── Supplied material

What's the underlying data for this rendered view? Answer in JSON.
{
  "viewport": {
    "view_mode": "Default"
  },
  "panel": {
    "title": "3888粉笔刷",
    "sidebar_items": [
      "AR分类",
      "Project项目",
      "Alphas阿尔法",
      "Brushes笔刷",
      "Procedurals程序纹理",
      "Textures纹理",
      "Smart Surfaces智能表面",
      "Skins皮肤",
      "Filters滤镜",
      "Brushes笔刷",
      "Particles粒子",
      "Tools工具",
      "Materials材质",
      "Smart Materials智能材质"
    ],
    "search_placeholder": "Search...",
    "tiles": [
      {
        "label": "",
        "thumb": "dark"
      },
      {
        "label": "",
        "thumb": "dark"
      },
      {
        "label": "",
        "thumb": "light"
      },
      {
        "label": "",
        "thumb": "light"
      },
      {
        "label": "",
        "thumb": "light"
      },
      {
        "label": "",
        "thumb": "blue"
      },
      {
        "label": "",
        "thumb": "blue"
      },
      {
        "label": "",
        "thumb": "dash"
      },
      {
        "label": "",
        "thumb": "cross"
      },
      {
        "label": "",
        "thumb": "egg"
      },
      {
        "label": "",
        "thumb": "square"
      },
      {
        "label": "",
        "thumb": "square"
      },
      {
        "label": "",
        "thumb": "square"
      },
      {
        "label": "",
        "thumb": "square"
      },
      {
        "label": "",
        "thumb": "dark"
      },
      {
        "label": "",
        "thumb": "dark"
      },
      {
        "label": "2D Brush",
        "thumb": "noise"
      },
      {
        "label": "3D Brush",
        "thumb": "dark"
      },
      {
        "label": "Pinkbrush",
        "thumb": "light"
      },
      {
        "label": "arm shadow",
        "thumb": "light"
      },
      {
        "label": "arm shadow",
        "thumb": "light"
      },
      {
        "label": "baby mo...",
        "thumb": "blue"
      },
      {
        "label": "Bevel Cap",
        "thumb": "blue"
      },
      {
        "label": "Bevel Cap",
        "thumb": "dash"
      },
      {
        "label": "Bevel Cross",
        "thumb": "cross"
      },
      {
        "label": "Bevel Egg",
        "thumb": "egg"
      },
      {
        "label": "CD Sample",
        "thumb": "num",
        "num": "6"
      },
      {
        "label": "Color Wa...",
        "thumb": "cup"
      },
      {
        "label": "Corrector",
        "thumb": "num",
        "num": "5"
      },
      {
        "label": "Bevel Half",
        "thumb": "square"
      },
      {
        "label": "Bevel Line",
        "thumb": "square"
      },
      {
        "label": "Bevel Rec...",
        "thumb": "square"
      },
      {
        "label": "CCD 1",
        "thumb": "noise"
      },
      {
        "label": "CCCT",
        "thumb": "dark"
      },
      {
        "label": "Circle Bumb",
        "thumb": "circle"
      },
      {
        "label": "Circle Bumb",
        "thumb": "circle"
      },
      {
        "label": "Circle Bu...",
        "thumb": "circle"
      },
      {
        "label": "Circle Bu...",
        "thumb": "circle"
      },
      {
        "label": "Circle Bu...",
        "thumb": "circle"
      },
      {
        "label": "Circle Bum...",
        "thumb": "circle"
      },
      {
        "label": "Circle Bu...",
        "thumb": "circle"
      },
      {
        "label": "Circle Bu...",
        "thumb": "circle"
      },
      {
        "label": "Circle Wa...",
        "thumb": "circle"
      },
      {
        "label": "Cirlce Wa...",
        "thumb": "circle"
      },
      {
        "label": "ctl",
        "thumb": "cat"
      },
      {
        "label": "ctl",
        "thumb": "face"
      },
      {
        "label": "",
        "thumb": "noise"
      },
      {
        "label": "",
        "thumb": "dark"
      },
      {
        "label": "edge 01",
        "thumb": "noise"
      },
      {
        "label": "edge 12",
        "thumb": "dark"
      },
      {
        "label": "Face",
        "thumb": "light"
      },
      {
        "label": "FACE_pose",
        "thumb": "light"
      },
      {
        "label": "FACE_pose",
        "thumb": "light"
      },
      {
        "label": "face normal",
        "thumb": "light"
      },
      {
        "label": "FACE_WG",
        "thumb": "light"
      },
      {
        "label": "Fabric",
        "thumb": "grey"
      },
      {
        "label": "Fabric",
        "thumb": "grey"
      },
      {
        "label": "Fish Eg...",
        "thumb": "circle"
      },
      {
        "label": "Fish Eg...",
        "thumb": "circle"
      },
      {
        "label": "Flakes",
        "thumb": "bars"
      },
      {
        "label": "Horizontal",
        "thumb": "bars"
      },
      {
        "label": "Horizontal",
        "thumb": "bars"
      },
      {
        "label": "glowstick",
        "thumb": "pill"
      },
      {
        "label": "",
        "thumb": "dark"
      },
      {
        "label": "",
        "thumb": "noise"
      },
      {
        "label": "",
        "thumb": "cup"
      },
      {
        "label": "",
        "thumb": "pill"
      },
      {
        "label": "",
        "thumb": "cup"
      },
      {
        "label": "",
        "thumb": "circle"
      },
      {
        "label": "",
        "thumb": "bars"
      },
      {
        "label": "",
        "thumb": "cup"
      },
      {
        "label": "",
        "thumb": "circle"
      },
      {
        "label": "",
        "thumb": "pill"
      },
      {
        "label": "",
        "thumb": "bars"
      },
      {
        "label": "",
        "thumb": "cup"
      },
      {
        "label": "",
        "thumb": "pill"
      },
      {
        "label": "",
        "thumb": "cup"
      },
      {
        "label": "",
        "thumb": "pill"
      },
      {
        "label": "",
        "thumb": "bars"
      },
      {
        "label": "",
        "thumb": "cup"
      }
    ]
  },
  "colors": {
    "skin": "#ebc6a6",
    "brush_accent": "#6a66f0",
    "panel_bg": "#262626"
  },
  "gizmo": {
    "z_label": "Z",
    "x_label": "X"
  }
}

────

> Work required
Write every entry out again exactly.

> Final result
What's the underlying data for this rendered view? Answer in JSON.
{
  "viewport": {
    "view_mode": "Default"
  },
  "panel": {
    "title": "3888粉笔刷",
    "sidebar_items": [
      "AR分类",
      "Project项目",
      "Alphas阿尔法",
      "Brushes笔刷",
      "Procedurals程序纹理",
      "Textures纹理",
      "Smart Surfaces智能表面",
      "Skins皮肤",
      "Filters滤镜",
      "Brushes笔刷",
      "Particles粒子",
      "Tools工具",
      "Materials材质",
      "Smart Materials智能材质"
    ],
    "search_placeholder": "Search...",
    "tiles": [
      {
        "label": "",
        "thumb": "dark"
      },
      {
        "label": "",
        "thumb": "dark"
      },
      {
        "label": "",
        "thumb": "light"
      },
      {
        "label": "",
        "thumb": "light"
      },
      {
        "label": "",
        "thumb": "light"
      },
      {
        "label": "",
        "thumb": "blue"
      },
      {
        "label": "",
        "thumb": "blue"
      },
      {
        "label": "",
        "thumb": "dash"
      },
      {
        "label": "",
        "thumb": "cross"
      },
      {
        "label": "",
        "thumb": "egg"
      },
      {
        "label": "",
        "thumb": "square"
      },
      {
        "label": "",
        "thumb": "square"
      },
      {
        "label": "",
        "thumb": "square"
      },
      {
        "label": "",
        "thumb": "square"
      },
      {
        "label": "",
        "thumb": "dark"
      },
      {
        "label": "",
        "thumb": "dark"
      },
      {
        "label": "2D Brush",
        "thumb": "noise"
      },
      {
        "label": "3D Brush",
        "thumb": "dark"
      },
      {
        "label": "Pinkbrush",
        "thumb": "light"
      },
      {
        "label": "arm shadow",
        "thumb": "light"
      },
      {
        "label": "arm shadow",
        "thumb": "light"
      },
      {
        "label": "baby mo...",
        "thumb": "blue"
      },
      {
        "label": "Bevel Cap",
        "thumb": "blue"
      },
      {
        "label": "Bevel Cap",
        "thumb": "dash"
      },
      {
        "label": "Bevel Cross",
        "thumb": "cross"
      },
      {
        "label": "Bevel Egg",
        "thumb": "egg"
      },
      {
        "label": "CD Sample",
        "thumb": "num",
        "num": "6"
      },
      {
        "label": "Color Wa...",
        "thumb": "cup"
      },
      {
        "label": "Corrector",
        "thumb": "num",
        "num": "5"
      },
      {
        "label": "Bevel Half",
        "thumb": "square"
      },
      {
        "label": "Bevel Line",
        "thumb": "square"
      },
      {
        "label": "Bevel Rec...",
        "thumb": "square"
      },
      {
        "label": "CCD 1",
        "thumb": "noise"
      },
      {
        "label": "CCCT",
        "thumb": "dark"
      },
      {
        "label": "Circle Bumb",
        "thumb": "circle"
      },
      {
        "label": "Circle Bumb",
        "thumb": "circle"
      },
      {
        "label": "Circle Bu...",
        "thumb": "circle"
      },
      {
        "label": "Circle Bu...",
        "thumb": "circle"
      },
      {
        "label": "Circle Bu...",
        "thumb": "circle"
      },
      {
        "label": "Circle Bum...",
        "thumb": "circle"
      },
      {
        "label": "Circle Bu...",
        "thumb": "circle"
      },
      {
        "label": "Circle Bu...",
        "thumb": "circle"
      },
      {
        "label": "Circle Wa...",
        "thumb": "circle"
      },
      {
        "label": "Cirlce Wa...",
        "thumb": "circle"
      },
      {
        "label": "ctl",
        "thumb": "cat"
      },
      {
        "label": "ctl",
        "thumb": "face"
      },
      {
        "label": "",
        "thumb": "noise"
      },
      {
        "label": "",
        "thumb": "dark"
      },
      {
        "label": "edge 01",
        "thumb": "noise"
      },
      {
        "label": "edge 12",
        "thumb": "dark"
      },
      {
        "label": "Face",
        "thumb": "light"
      },
      {
        "label": "FACE_pose",
        "thumb": "light"
      },
      {
        "label": "FACE_pose",
        "thumb": "light"
      },
      {
        "label": "face normal",
        "thumb": "light"
      },
      {
        "label": "FACE_WG",
        "thumb": "light"
      },
      {
        "label": "Fabric",
        "thumb": "grey"
      },
      {
        "label": "Fabric",
        "thumb": "grey"
      },
      {
        "label": "Fish Eg...",
        "thumb": "circle"
      },
      {
        "label": "Fish Eg...",
        "thumb": "circle"
      },
      {
        "label": "Flakes",
        "thumb": "bars"
      },
      {
        "label": "Horizontal",
        "thumb": "bars"
      },
      {
        "label": "Horizontal",
        "thumb": "bars"
      },
      {
        "label": "glowstick",
        "thumb": "pill"
      },
      {
        "label": "",
        "thumb": "dark"
      },
      {
        "label": "",
        "thumb": "noise"
      },
      {
        "label": "",
        "thumb": "cup"
      },
      {
        "label": "",
        "thumb": "pill"
      },
      {
        "label": "",
        "thumb": "cup"
      },
      {
        "label": "",
        "thumb": "circle"
      },
      {
        "label": "",
        "thumb": "bars"
      },
      {
        "label": "",
        "thumb": "cup"
      },
      {
        "label": "",
        "thumb": "circle"
      },
      {
        "label": "",
        "thumb": "pill"
      },
      {
        "label": "",
        "thumb": "bars"
      },
      {
        "label": "",
        "thumb": "cup"
      },
      {
        "label": "",
        "thumb": "pill"
      },
      {
        "label": "",
        "thumb": "cup"
      },
      {
        "label": "",
        "thumb": "pill"
      },
      {
        "label": "",
        "thumb": "bars"
      },
      {
        "label": "",
        "thumb": "cup"
      }
    ]
  },
  "colors": {
    "skin": "#ebc6a6",
    "brush_accent": "#6a66f0",
    "panel_bg": "#262626"
  },
  "gizmo": {
    "z_label": "Z",
    "x_label": "X"
  }
}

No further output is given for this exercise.